--- START ---
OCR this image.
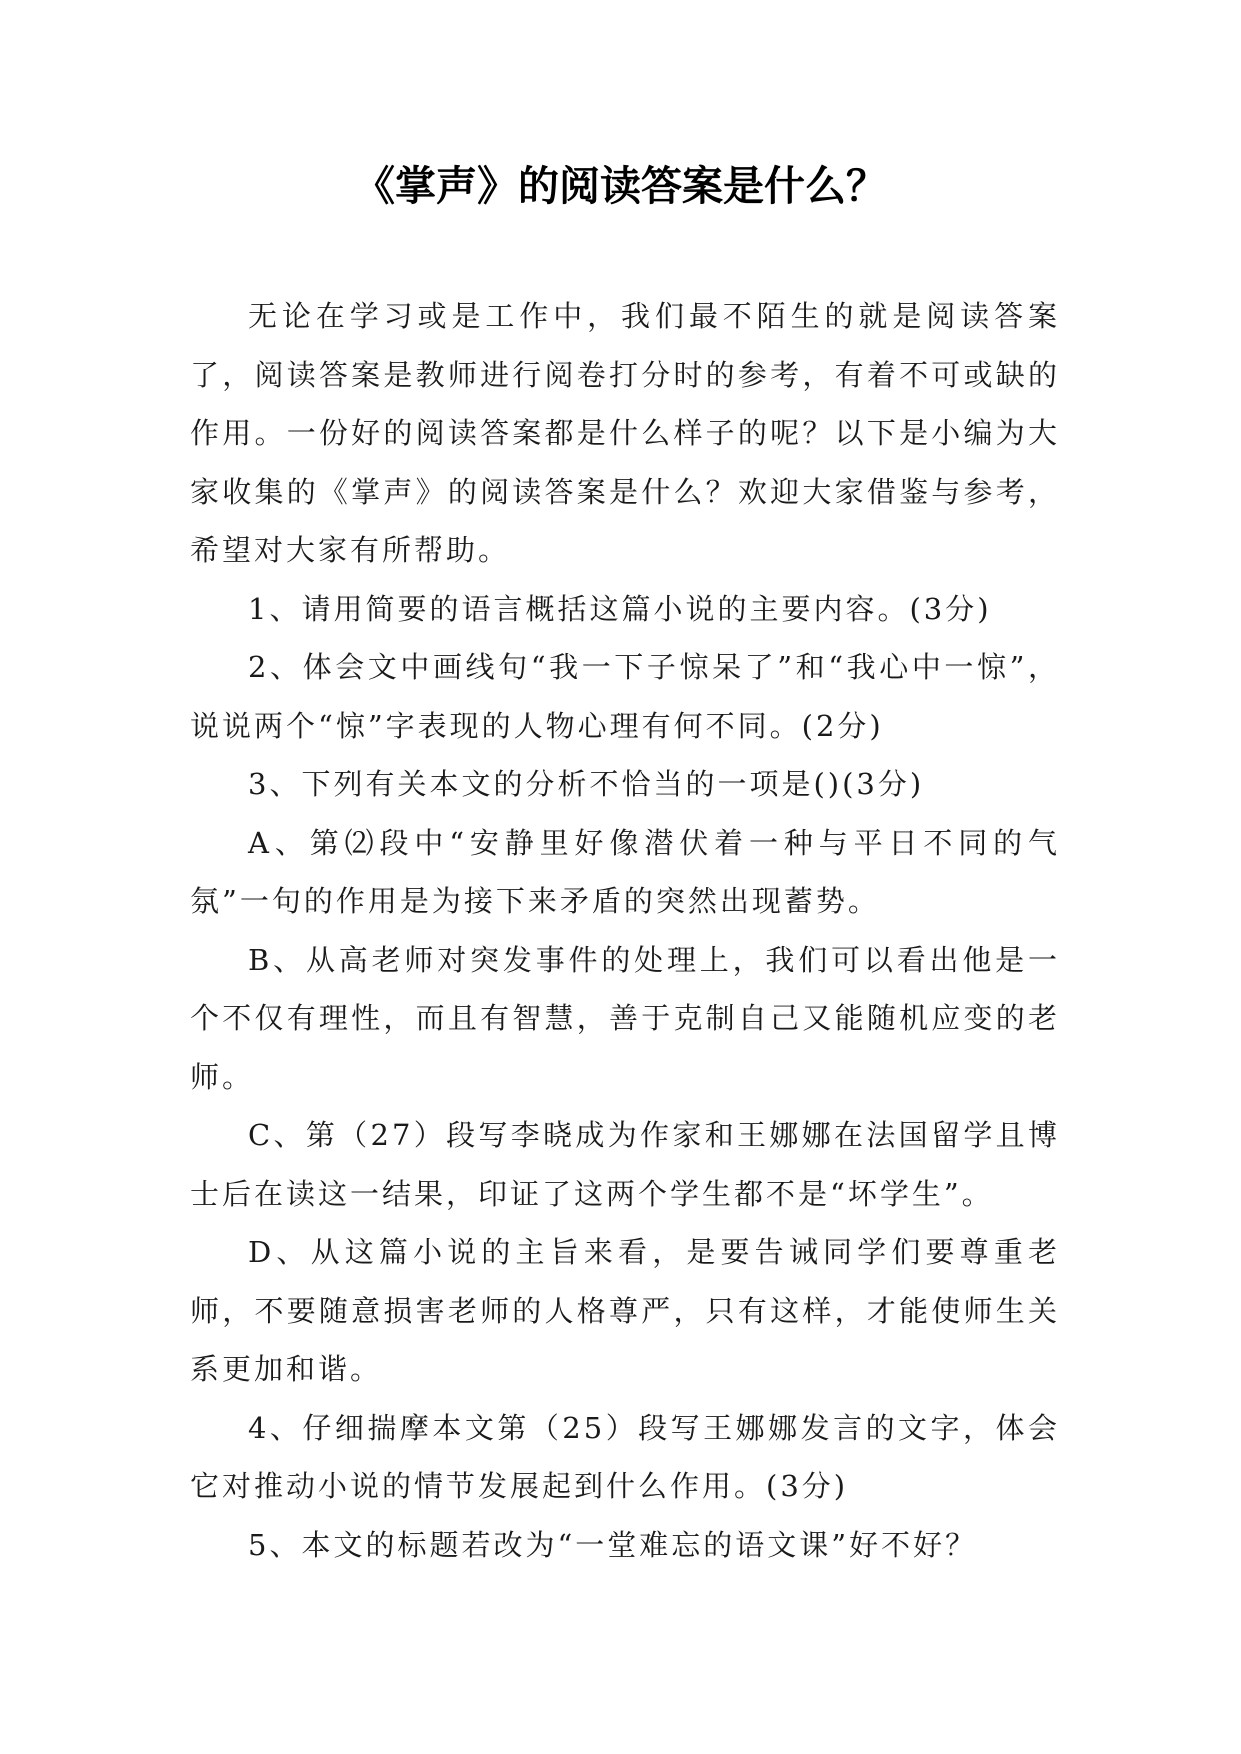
《掌声》的阅读答案是什么？

无论在学习或是工作中，我们最不陌生的就是阅读答案了，阅读答案是教师进行阅卷打分时的参考，有着不可或缺的作用。一份好的阅读答案都是什么样子的呢？以下是小编为大家收集的《掌声》的阅读答案是什么？欢迎大家借鉴与参考，希望对大家有所帮助。

1、请用简要的语言概括这篇小说的主要内容。(3分)

2、体会文中画线句“我一下子惊呆了”和“我心中一惊”，说说两个“惊”字表现的人物心理有何不同。(2分)

3、下列有关本文的分析不恰当的一项是()(3分)

A、第⑵段中“安静里好像潜伏着一种与平日不同的气氛”一句的作用是为接下来矛盾的突然出现蓄势。

B、从高老师对突发事件的处理上，我们可以看出他是一个不仅有理性，而且有智慧，善于克制自己又能随机应变的老师。

C、第（27）段写李晓成为作家和王娜娜在法国留学且博士后在读这一结果，印证了这两个学生都不是“坏学生”。

D、从这篇小说的主旨来看，是要告诫同学们要尊重老师，不要随意损害老师的人格尊严，只有这样，才能使师生关系更加和谐。

4、仔细揣摩本文第（25）段写王娜娜发言的文字，体会它对推动小说的情节发展起到什么作用。(3分)

5、本文的标题若改为“一堂难忘的语文课”好不好？
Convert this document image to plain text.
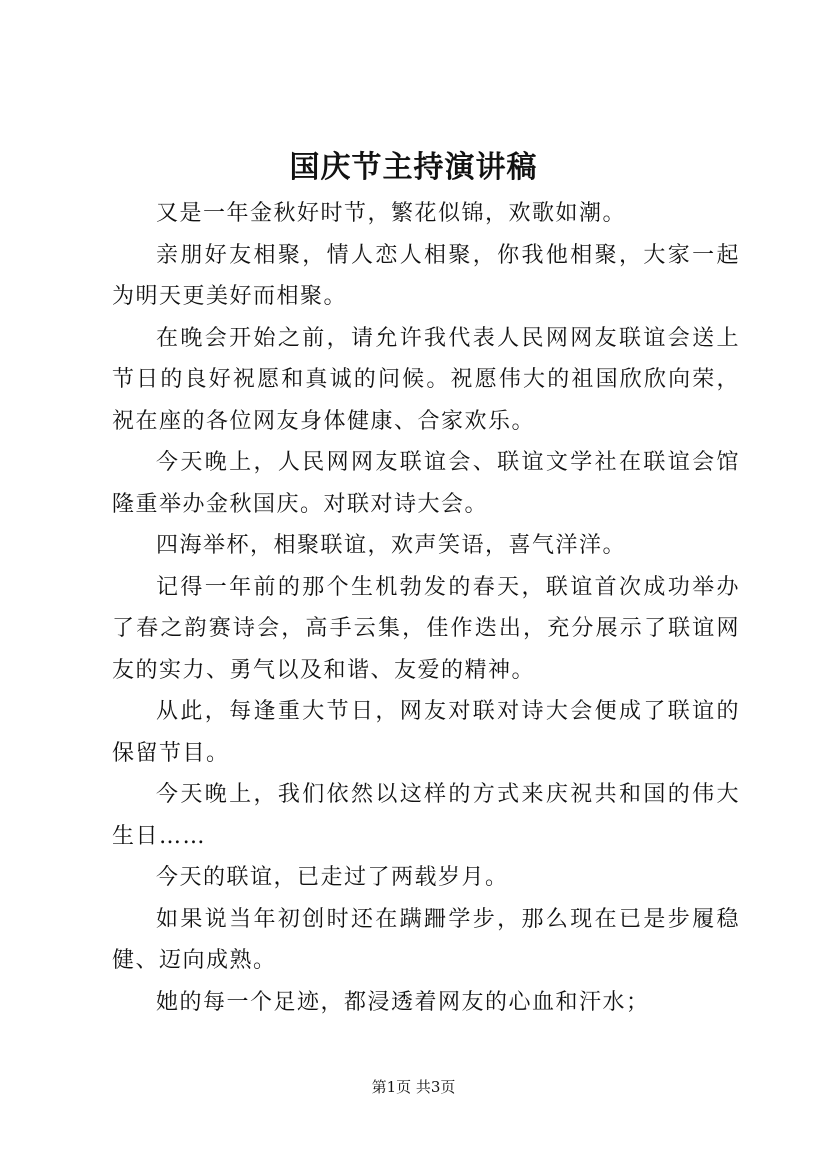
国庆节主持演讲稿

又是一年金秋好时节，繁花似锦，欢歌如潮。

亲朋好友相聚，情人恋人相聚，你我他相聚，大家一起为明天更美好而相聚。

在晚会开始之前，请允许我代表人民网网友联谊会送上节日的良好祝愿和真诚的问候。祝愿伟大的祖国欣欣向荣，祝在座的各位网友身体健康、合家欢乐。

今天晚上，人民网网友联谊会、联谊文学社在联谊会馆隆重举办金秋国庆。对联对诗大会。

四海举杯，相聚联谊，欢声笑语，喜气洋洋。

记得一年前的那个生机勃发的春天，联谊首次成功举办了春之韵赛诗会，高手云集，佳作迭出，充分展示了联谊网友的实力、勇气以及和谐、友爱的精神。

从此，每逢重大节日，网友对联对诗大会便成了联谊的保留节目。

今天晚上，我们依然以这样的方式来庆祝共和国的伟大生日……

今天的联谊，已走过了两载岁月。

如果说当年初创时还在蹒跚学步，那么现在已是步履稳健、迈向成熟。

她的每一个足迹，都浸透着网友的心血和汗水；

第1页 共3页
--- END ---
Transcribe all of the material exactly, leaving out whatever pictures it contains.

OCR this image.
《掌声》的阅读答案是什么？

无论在学习或是工作中，我们最不陌生的就是阅读答案了，阅读答案是教师进行阅卷打分时的参考，有着不可或缺的作用。一份好的阅读答案都是什么样子的呢？以下是小编为大家收集的《掌声》的阅读答案是什么？欢迎大家借鉴与参考，希望对大家有所帮助。

1、请用简要的语言概括这篇小说的主要内容。(3分)

2、体会文中画线句“我一下子惊呆了”和“我心中一惊”，说说两个“惊”字表现的人物心理有何不同。(2分)

3、下列有关本文的分析不恰当的一项是()(3分)

A、第⑵段中“安静里好像潜伏着一种与平日不同的气氛”一句的作用是为接下来矛盾的突然出现蓄势。

B、从高老师对突发事件的处理上，我们可以看出他是一个不仅有理性，而且有智慧，善于克制自己又能随机应变的老师。

C、第（27）段写李晓成为作家和王娜娜在法国留学且博士后在读这一结果，印证了这两个学生都不是“坏学生”。

D、从这篇小说的主旨来看，是要告诫同学们要尊重老师，不要随意损害老师的人格尊严，只有这样，才能使师生关系更加和谐。

4、仔细揣摩本文第（25）段写王娜娜发言的文字，体会它对推动小说的情节发展起到什么作用。(3分)

5、本文的标题若改为“一堂难忘的语文课”好不好？
Convert this document image to plain text.
国庆节主持演讲稿

又是一年金秋好时节，繁花似锦，欢歌如潮。

亲朋好友相聚，情人恋人相聚，你我他相聚，大家一起为明天更美好而相聚。

在晚会开始之前，请允许我代表人民网网友联谊会送上节日的良好祝愿和真诚的问候。祝愿伟大的祖国欣欣向荣，祝在座的各位网友身体健康、合家欢乐。

今天晚上，人民网网友联谊会、联谊文学社在联谊会馆隆重举办金秋国庆。对联对诗大会。

四海举杯，相聚联谊，欢声笑语，喜气洋洋。

记得一年前的那个生机勃发的春天，联谊首次成功举办了春之韵赛诗会，高手云集，佳作迭出，充分展示了联谊网友的实力、勇气以及和谐、友爱的精神。

从此，每逢重大节日，网友对联对诗大会便成了联谊的保留节目。

今天晚上，我们依然以这样的方式来庆祝共和国的伟大生日……

今天的联谊，已走过了两载岁月。

如果说当年初创时还在蹒跚学步，那么现在已是步履稳健、迈向成熟。

她的每一个足迹，都浸透着网友的心血和汗水；

第1页 共3页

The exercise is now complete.